▶ **YOUR TASK**:
Find each line in the items below that contains the string "option", matching case exactly, and copy those lines out in full.

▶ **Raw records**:
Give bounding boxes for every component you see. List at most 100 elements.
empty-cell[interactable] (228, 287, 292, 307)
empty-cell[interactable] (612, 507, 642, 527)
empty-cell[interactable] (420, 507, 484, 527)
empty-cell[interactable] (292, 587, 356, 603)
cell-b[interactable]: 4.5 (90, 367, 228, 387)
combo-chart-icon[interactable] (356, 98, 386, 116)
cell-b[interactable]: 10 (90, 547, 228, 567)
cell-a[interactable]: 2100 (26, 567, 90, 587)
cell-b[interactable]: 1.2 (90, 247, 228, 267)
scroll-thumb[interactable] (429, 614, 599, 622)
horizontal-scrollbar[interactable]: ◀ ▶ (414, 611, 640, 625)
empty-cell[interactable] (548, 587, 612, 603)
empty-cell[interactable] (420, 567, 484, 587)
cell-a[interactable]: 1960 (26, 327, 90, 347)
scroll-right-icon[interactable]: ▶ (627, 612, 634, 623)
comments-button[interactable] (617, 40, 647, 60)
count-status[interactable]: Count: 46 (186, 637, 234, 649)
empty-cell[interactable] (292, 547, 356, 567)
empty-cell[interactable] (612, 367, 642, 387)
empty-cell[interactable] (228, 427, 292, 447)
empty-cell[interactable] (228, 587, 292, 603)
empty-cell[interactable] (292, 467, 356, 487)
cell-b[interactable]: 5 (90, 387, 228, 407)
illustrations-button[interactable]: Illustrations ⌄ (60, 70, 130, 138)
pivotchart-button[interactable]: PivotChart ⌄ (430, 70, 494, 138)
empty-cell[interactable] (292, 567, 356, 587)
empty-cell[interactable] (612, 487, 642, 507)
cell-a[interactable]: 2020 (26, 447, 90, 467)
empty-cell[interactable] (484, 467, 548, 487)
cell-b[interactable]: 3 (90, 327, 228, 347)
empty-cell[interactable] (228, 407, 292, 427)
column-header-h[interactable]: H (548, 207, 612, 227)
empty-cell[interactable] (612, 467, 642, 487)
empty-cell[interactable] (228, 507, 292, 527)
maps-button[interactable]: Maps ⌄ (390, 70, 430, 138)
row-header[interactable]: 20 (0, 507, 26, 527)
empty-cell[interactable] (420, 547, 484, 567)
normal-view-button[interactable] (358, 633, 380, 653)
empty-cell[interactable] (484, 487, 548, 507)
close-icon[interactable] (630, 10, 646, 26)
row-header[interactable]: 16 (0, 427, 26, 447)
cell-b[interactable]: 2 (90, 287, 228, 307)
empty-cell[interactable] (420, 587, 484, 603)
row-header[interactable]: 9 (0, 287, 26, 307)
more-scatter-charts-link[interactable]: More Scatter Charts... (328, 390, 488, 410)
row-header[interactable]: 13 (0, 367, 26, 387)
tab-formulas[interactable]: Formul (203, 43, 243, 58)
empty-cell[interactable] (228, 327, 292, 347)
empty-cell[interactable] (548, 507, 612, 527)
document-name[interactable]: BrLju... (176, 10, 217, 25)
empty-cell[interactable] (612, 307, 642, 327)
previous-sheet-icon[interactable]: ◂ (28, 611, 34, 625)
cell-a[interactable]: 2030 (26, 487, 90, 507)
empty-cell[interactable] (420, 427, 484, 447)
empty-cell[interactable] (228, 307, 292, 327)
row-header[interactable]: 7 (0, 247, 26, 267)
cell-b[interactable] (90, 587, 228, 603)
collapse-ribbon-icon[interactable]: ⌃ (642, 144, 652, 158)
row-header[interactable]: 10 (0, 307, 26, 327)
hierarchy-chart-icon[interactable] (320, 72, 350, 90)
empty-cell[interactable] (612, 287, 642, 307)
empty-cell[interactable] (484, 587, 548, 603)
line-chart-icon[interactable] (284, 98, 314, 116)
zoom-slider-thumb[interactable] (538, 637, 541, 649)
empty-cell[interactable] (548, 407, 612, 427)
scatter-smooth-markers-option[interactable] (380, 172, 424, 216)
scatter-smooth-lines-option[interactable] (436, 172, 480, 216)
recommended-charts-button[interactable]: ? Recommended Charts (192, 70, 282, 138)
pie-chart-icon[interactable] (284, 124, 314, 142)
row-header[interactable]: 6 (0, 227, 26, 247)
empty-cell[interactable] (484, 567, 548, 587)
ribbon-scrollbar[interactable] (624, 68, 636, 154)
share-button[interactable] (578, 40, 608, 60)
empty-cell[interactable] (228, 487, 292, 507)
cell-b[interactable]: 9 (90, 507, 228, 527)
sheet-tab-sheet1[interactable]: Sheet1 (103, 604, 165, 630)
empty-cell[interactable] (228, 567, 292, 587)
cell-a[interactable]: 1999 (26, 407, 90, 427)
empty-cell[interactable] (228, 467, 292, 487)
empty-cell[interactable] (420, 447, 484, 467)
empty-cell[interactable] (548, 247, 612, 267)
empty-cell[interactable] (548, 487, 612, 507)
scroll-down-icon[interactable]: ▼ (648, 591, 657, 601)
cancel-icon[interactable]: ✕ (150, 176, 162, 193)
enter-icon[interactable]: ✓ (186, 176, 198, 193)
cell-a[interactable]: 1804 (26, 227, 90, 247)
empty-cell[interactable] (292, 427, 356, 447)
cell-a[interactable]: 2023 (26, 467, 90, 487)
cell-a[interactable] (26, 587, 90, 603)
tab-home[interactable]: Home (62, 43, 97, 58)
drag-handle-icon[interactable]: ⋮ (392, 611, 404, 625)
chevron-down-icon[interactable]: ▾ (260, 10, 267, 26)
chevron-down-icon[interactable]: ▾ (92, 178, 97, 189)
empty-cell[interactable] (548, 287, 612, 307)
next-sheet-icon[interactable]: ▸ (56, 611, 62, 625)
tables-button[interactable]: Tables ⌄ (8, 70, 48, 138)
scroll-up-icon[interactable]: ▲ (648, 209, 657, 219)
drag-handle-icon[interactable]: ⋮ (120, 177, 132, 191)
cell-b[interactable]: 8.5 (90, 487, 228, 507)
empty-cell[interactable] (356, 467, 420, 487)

▶ **RESULT**:
scatter-smooth-markers-option[interactable] (380, 172, 424, 216)
scatter-smooth-lines-option[interactable] (436, 172, 480, 216)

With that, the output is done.